Please rewrite the lines between the ones holding "Output each element" and "add-action-button[interactable]: + xyxy=(427,648,968,701)", inclusive, substituting "Controller" for "Gamepad" and leaving everything else unchanged.

Dataset excerpts =>
________________
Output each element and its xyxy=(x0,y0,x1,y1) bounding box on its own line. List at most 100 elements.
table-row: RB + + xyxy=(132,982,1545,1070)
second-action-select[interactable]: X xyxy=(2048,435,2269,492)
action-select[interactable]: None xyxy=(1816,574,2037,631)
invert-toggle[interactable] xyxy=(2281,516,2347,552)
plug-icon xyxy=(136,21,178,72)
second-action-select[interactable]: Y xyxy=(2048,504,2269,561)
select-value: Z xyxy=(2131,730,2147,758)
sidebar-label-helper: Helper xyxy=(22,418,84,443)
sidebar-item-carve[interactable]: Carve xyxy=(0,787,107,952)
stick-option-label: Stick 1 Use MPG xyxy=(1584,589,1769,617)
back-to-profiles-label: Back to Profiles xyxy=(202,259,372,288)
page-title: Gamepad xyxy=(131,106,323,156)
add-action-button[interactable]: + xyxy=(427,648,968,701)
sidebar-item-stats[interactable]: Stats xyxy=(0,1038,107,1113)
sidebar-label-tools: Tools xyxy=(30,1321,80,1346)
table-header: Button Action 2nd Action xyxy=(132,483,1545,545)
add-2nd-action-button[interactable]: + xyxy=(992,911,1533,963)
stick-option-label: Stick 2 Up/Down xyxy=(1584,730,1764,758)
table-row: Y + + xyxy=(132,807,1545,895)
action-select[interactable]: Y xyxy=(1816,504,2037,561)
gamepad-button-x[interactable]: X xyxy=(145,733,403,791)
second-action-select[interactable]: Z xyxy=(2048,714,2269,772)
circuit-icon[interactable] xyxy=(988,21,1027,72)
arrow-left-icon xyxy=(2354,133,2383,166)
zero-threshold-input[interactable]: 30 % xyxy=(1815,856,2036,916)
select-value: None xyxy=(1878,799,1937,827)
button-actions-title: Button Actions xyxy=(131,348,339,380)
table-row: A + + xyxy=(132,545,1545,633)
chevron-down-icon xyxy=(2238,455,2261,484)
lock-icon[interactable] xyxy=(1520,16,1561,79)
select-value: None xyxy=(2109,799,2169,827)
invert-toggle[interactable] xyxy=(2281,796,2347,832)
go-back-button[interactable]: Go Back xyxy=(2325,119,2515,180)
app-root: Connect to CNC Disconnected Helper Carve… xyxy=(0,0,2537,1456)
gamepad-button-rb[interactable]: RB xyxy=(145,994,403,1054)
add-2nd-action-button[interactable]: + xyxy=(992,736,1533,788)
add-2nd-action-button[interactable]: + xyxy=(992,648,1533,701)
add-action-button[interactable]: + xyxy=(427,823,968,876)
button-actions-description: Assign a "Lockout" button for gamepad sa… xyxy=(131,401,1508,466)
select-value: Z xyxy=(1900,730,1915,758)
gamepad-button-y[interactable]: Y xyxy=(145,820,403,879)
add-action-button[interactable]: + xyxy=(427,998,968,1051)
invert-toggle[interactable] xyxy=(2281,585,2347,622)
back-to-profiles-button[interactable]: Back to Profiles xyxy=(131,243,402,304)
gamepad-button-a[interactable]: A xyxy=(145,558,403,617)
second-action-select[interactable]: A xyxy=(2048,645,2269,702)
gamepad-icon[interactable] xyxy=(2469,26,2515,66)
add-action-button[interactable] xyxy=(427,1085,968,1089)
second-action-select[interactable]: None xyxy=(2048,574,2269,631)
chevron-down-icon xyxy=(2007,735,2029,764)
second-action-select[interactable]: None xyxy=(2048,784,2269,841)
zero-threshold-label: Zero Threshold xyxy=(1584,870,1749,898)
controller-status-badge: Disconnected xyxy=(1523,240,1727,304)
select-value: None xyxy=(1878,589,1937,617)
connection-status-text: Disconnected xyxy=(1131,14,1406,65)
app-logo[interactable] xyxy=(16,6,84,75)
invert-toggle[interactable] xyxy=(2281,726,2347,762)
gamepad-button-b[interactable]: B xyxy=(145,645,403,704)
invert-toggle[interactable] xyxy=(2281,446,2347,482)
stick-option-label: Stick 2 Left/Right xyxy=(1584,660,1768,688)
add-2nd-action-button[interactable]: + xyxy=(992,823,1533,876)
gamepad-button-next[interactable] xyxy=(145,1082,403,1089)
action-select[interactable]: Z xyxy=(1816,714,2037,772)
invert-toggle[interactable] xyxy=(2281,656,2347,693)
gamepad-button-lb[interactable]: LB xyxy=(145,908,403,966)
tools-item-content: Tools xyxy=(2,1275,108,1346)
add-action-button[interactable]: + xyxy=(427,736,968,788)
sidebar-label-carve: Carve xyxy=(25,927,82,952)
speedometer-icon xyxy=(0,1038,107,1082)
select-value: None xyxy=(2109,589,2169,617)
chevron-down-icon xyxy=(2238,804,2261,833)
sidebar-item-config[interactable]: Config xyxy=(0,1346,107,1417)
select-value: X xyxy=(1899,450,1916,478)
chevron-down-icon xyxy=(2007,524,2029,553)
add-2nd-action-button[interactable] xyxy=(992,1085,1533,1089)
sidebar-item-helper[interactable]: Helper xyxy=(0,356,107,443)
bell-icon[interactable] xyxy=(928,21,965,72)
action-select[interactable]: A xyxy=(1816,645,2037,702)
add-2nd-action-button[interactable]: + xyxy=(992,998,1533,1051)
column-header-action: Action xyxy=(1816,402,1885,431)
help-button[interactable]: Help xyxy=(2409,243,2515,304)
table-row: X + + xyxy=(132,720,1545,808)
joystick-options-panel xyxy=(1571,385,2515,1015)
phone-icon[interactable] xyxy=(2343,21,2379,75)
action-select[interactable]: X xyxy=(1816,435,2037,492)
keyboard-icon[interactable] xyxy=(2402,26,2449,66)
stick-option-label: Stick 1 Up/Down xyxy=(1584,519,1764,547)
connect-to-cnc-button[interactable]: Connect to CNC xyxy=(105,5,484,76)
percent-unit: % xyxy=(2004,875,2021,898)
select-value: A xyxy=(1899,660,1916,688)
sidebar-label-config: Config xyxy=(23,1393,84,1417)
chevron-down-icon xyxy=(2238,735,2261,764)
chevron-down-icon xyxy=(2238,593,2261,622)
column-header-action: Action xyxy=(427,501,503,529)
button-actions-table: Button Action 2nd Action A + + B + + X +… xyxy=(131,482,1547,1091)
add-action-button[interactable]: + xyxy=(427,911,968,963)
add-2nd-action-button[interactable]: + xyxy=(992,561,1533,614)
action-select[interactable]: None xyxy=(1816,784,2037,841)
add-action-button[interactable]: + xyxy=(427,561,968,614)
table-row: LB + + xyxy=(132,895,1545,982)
________________
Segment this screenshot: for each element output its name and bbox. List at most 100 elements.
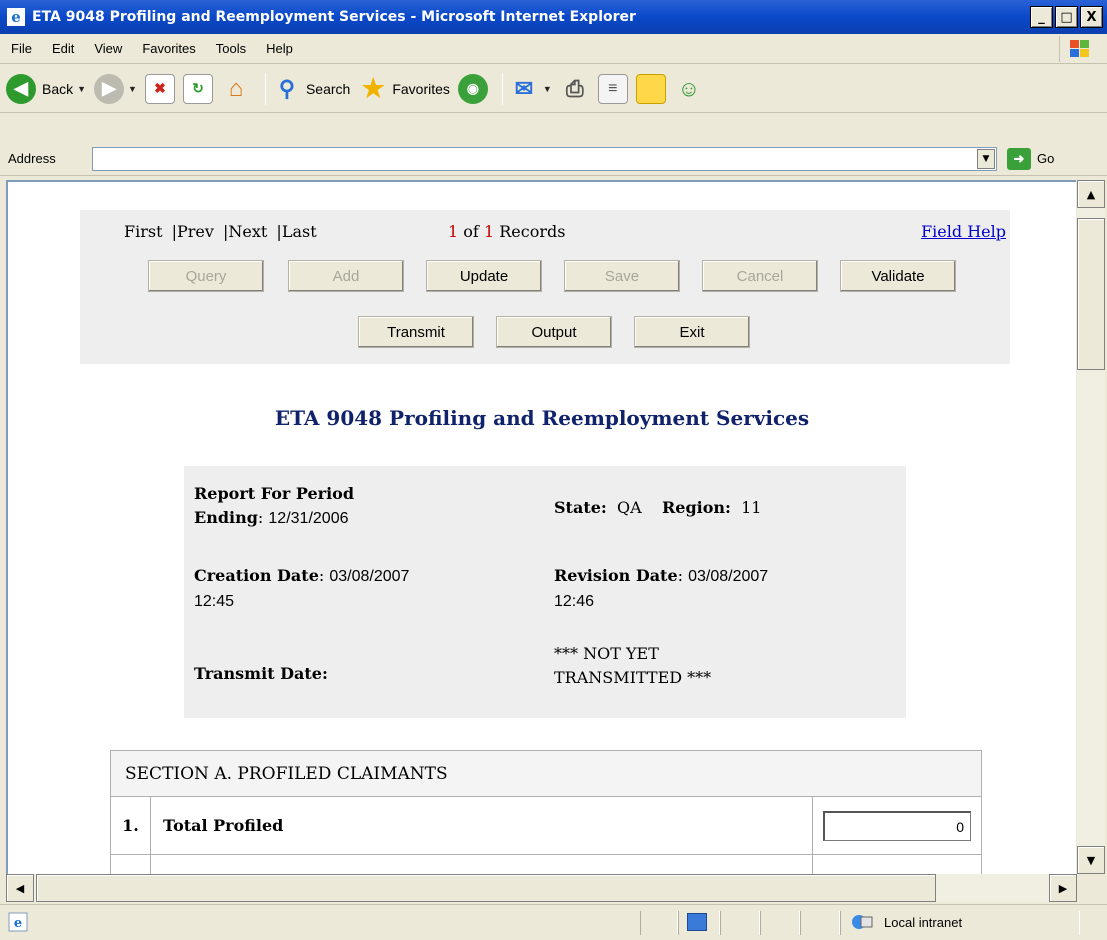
________________
Answer =>
Output each element and its xyxy=(x0,y0,x1,y1) bounding box on its own line. List at most 100 elements.
table-row: RB + + xyxy=(132,982,1545,1070)
second-action-select[interactable]: X xyxy=(2048,435,2269,492)
action-select[interactable]: None xyxy=(1816,574,2037,631)
invert-toggle[interactable] xyxy=(2281,516,2347,552)
plug-icon xyxy=(136,21,178,72)
second-action-select[interactable]: Y xyxy=(2048,504,2269,561)
select-value: Z xyxy=(2131,730,2147,758)
sidebar-label-helper: Helper xyxy=(22,418,84,443)
sidebar-item-carve[interactable]: Carve xyxy=(0,787,107,952)
stick-option-label: Stick 1 Use MPG xyxy=(1584,589,1769,617)
back-to-profiles-label: Back to Profiles xyxy=(202,259,372,288)
page-title: Controller xyxy=(131,106,323,156)
add-action-button[interactable]: + xyxy=(427,648,968,701)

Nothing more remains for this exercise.